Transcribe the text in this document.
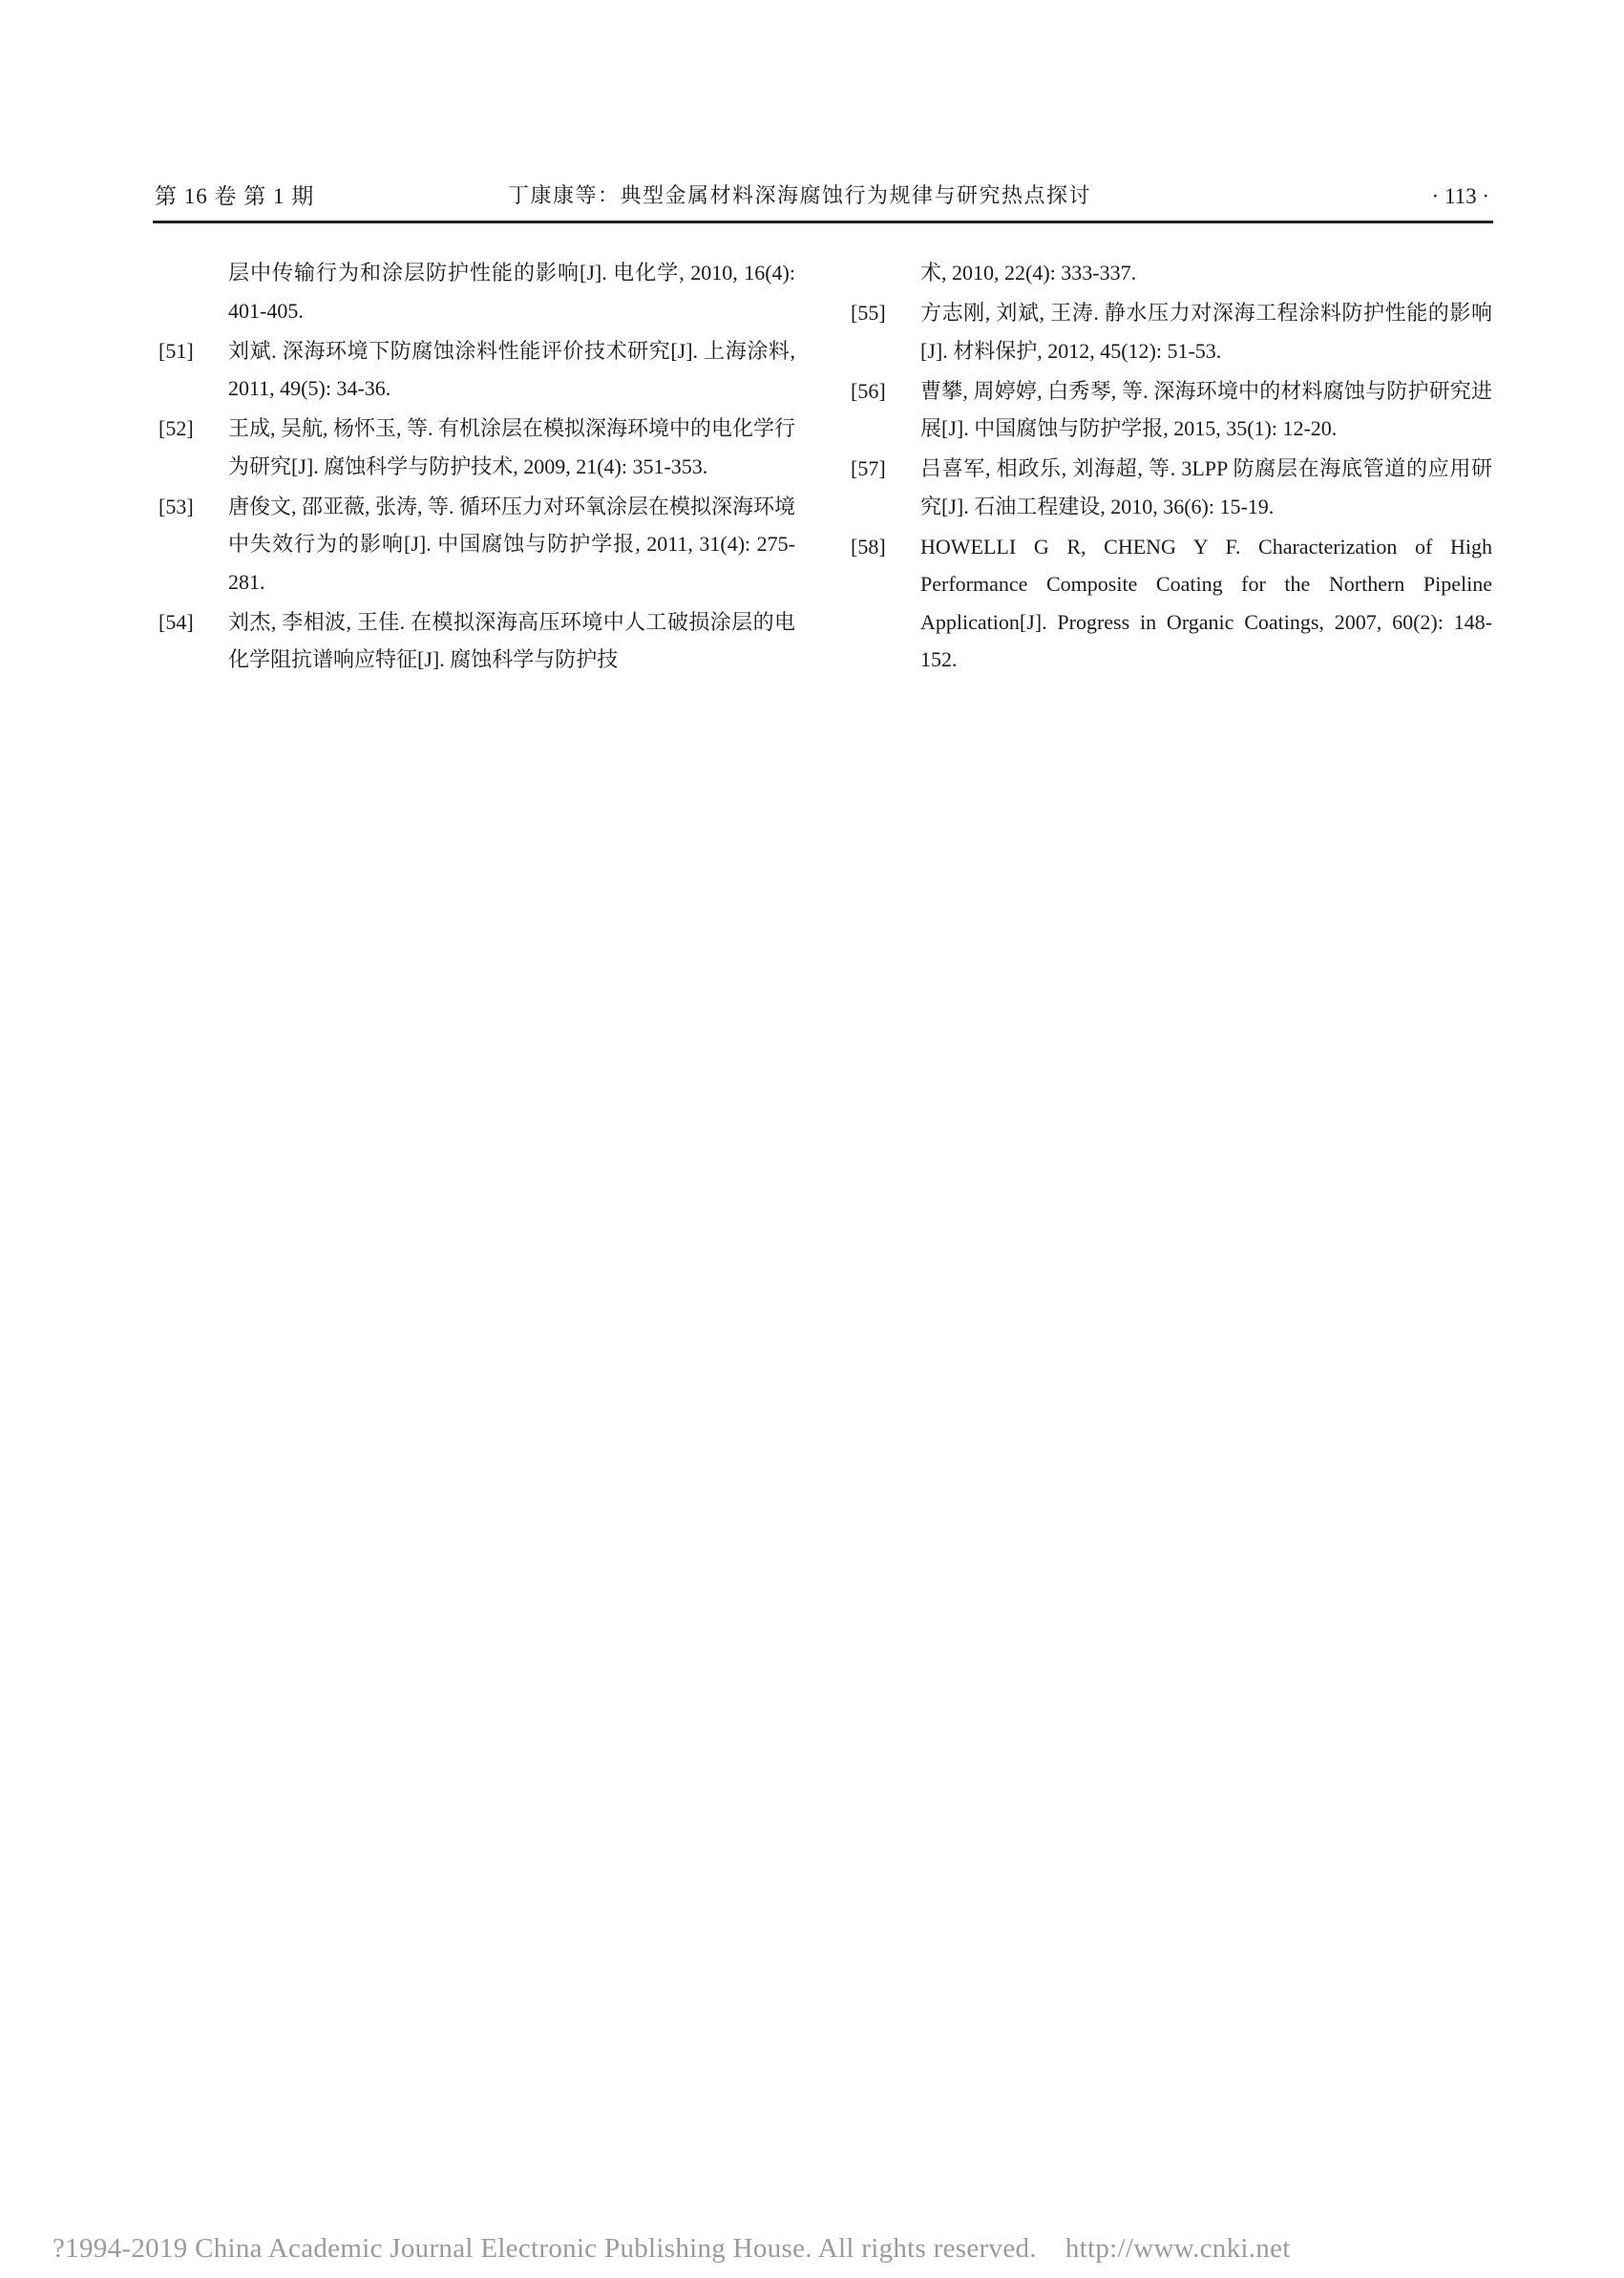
第 16 卷 第 1 期	丁康康等：典型金属材料深海腐蚀行为规律与研究热点探讨	· 113 ·
层中传输行为和涂层防护性能的影响[J]. 电化学, 2010, 16(4): 401-405.
[51] 刘斌. 深海环境下防腐蚀涂料性能评价技术研究[J]. 上海涂料, 2011, 49(5): 34-36.
[52] 王成, 吴航, 杨怀玉, 等. 有机涂层在模拟深海环境中的电化学行为研究[J]. 腐蚀科学与防护技术, 2009, 21(4): 351-353.
[53] 唐俊文, 邵亚薇, 张涛, 等. 循环压力对环氧涂层在模拟深海环境中失效行为的影响[J]. 中国腐蚀与防护学报, 2011, 31(4): 275-281.
[54] 刘杰, 李相波, 王佳. 在模拟深海高压环境中人工破损涂层的电化学阻抗谱响应特征[J]. 腐蚀科学与防护技
术, 2010, 22(4): 333-337.
[55] 方志刚, 刘斌, 王涛. 静水压力对深海工程涂料防护性能的影响[J]. 材料保护, 2012, 45(12): 51-53.
[56] 曹攀, 周婷婷, 白秀琴, 等. 深海环境中的材料腐蚀与防护研究进展[J]. 中国腐蚀与防护学报, 2015, 35(1): 12-20.
[57] 吕喜军, 相政乐, 刘海超, 等. 3LPP 防腐层在海底管道的应用研究[J]. 石油工程建设, 2010, 36(6): 15-19.
[58] HOWELLI G R, CHENG Y F. Characterization of High Performance Composite Coating for the Northern Pipeline Application[J]. Progress in Organic Coatings, 2007, 60(2): 148-152.
?1994-2019 China Academic Journal Electronic Publishing House. All rights reserved. http://www.cnki.net
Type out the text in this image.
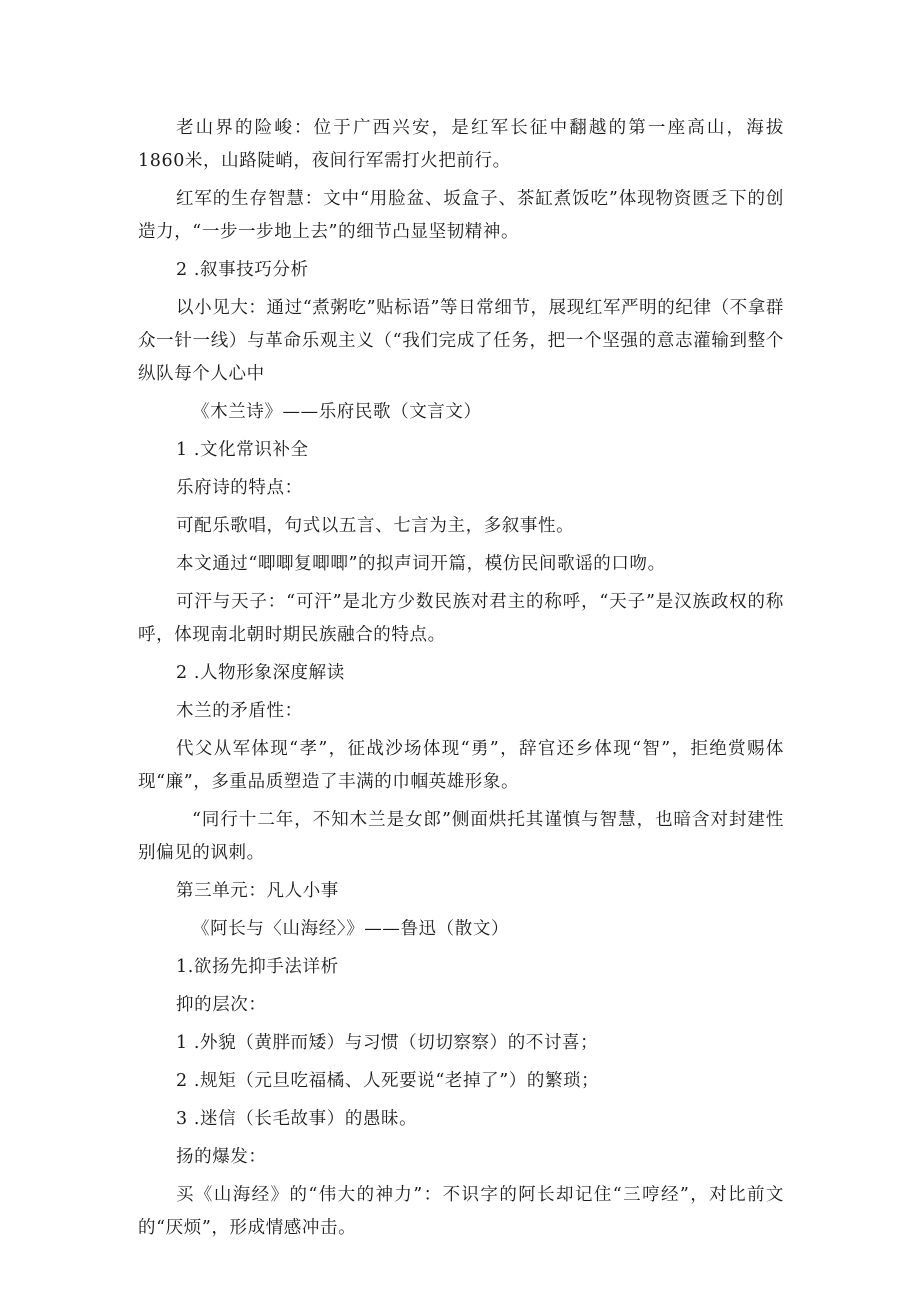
老山界的险峻：位于广西兴安，是红军长征中翻越的第一座高山，海拔1860米，山路陡峭，夜间行军需打火把前行。

红军的生存智慧：文中“用脸盆、坂盒子、茶缸煮饭吃”体现物资匮乏下的创造力，“一步一步地上去”的细节凸显坚韧精神。

2 .叙事技巧分析

以小见大：通过“煮粥吃”贴标语”等日常细节，展现红军严明的纪律（不拿群众一针一线）与革命乐观主义（“我们完成了任务，把一个坚强的意志灌输到整个纵队每个人心中

《木兰诗》——乐府民歌（文言文）

1 .文化常识补全

乐府诗的特点：

可配乐歌唱，句式以五言、七言为主，多叙事性。

本文通过“唧唧复唧唧”的拟声词开篇，模仿民间歌谣的口吻。

可汗与天子：“可汗”是北方少数民族对君主的称呼，“天子”是汉族政权的称呼，体现南北朝时期民族融合的特点。

2 .人物形象深度解读

木兰的矛盾性：

代父从军体现“孝”，征战沙场体现“勇”，辞官还乡体现“智”，拒绝赏赐体现“廉”，多重品质塑造了丰满的巾帼英雄形象。

“同行十二年，不知木兰是女郎”侧面烘托其谨慎与智慧，也暗含对封建性别偏见的讽刺。

第三单元：凡人小事

《阿长与〈山海经〉》——鲁迅（散文）

1.欲扬先抑手法详析

抑的层次：

1 .外貌（黄胖而矮）与习惯（切切察察）的不讨喜；

2 .规矩（元旦吃福橘、人死要说“老掉了”）的繁琐；

3 .迷信（长毛故事）的愚昧。

扬的爆发：

买《山海经》的“伟大的神力”：不识字的阿长却记住“三哼经”，对比前文的“厌烦”，形成情感冲击。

• Task directions: Copy all lines of the material above where the string "中国腐蚀与防护学报" occurs.

• Response to the exercise:
[53] 唐俊文, 邵亚薇, 张涛, 等. 循环压力对环氧涂层在模拟深海环境中失效行为的影响[J]. 中国腐蚀与防护学报, 2011, 31(4): 275-281.
[56] 曹攀, 周婷婷, 白秀琴, 等. 深海环境中的材料腐蚀与防护研究进展[J]. 中国腐蚀与防护学报, 2015, 35(1): 12-20.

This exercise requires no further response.